[Stored records]
╭──

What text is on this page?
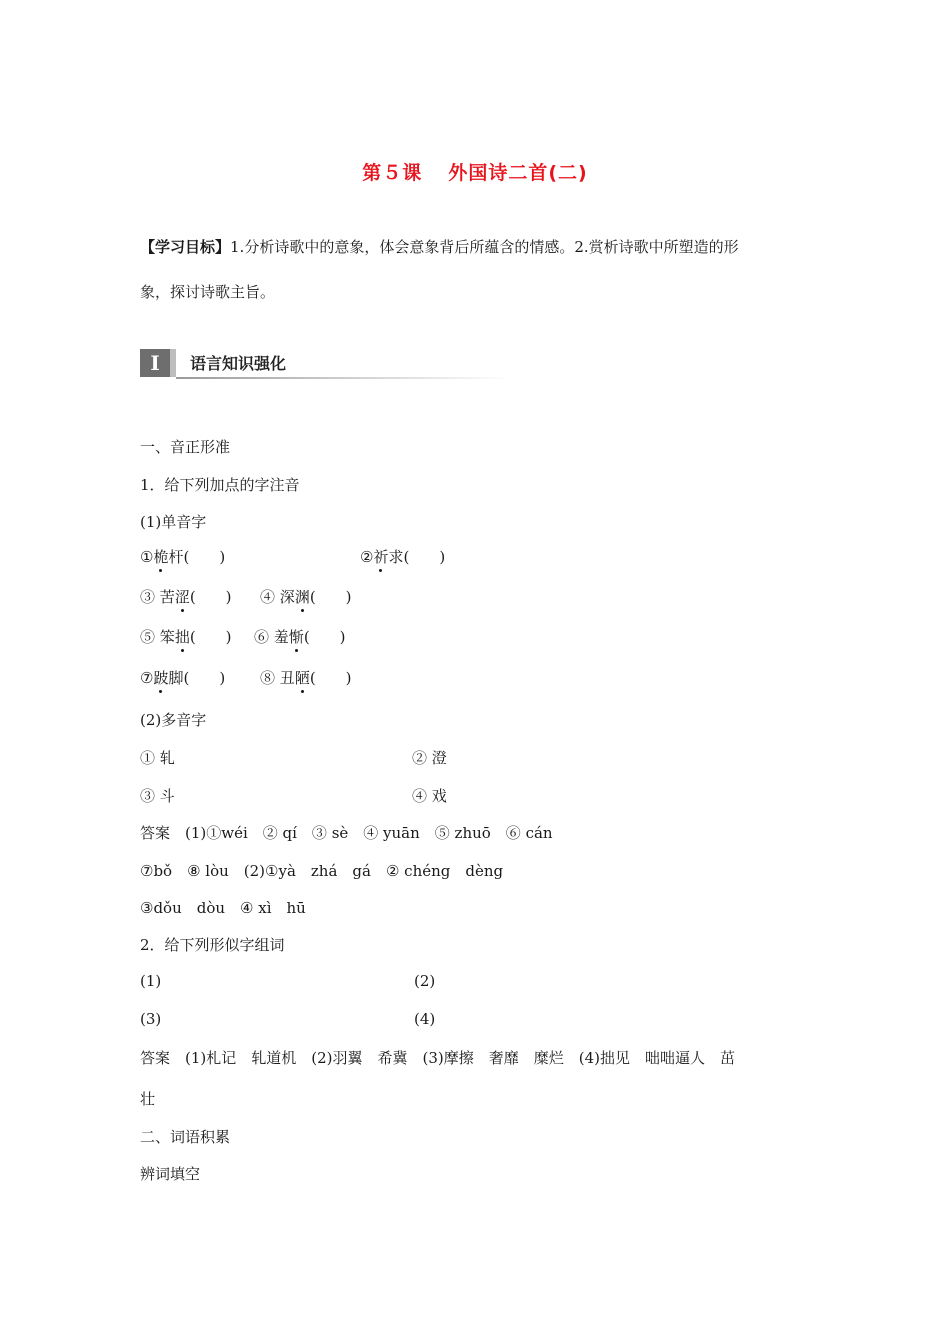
第５课 外国诗二首(二)
【学习目标】1.分析诗歌中的意象，体会意象背后所蕴含的情感。2.赏析诗歌中所塑造的形
象，探讨诗歌主旨。
I	语言知识强化
一、音正形准
1．给下列加点的字注音
(1)单音字
①桅杆(　　)	②祈求(　　)
③ 苦涩(　　) ④ 深渊(　　)
⑤ 笨拙(　　) ⑥ 羞惭(　　)
⑦跛脚(　　) ⑧ 丑陋(　　)
(2)多音字
① 轧	② 澄
③ 斗	④ 戏
答案　(1)①wéi　② qí　③ sè　④ yuān　⑤ zhuō　⑥ cán
⑦bǒ　⑧ lòu　(2)①yà　zhá　gá　② chéng　dèng
③dǒu　dòu　④ xì　hū
2．给下列形似字组词
(1)	(2)
(3)	(4)
答案　(1)札记　轧道机　(2)羽翼　希冀　(3)摩擦　奢靡　糜烂　(4)拙见　咄咄逼人　茁
壮
二、词语积累
辨词填空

╰──

#### [WRITTEN PROBLEM]
Give an exact reproduction of every line, leaving out any picture.

#### [RESPONSE TO THE TASK]
What text is on this page?
第５课 外国诗二首(二)
【学习目标】1.分析诗歌中的意象，体会意象背后所蕴含的情感。2.赏析诗歌中所塑造的形
象，探讨诗歌主旨。
I	语言知识强化
一、音正形准
1．给下列加点的字注音
(1)单音字
①桅杆(　　)	②祈求(　　)
③ 苦涩(　　) ④ 深渊(　　)
⑤ 笨拙(　　) ⑥ 羞惭(　　)
⑦跛脚(　　) ⑧ 丑陋(　　)
(2)多音字
① 轧	② 澄
③ 斗	④ 戏
答案　(1)①wéi　② qí　③ sè　④ yuān　⑤ zhuō　⑥ cán
⑦bǒ　⑧ lòu　(2)①yà　zhá　gá　② chéng　dèng
③dǒu　dòu　④ xì　hū
2．给下列形似字组词
(1)	(2)
(3)	(4)
答案　(1)札记　轧道机　(2)羽翼　希冀　(3)摩擦　奢靡　糜烂　(4)拙见　咄咄逼人　茁
壮
二、词语积累
辨词填空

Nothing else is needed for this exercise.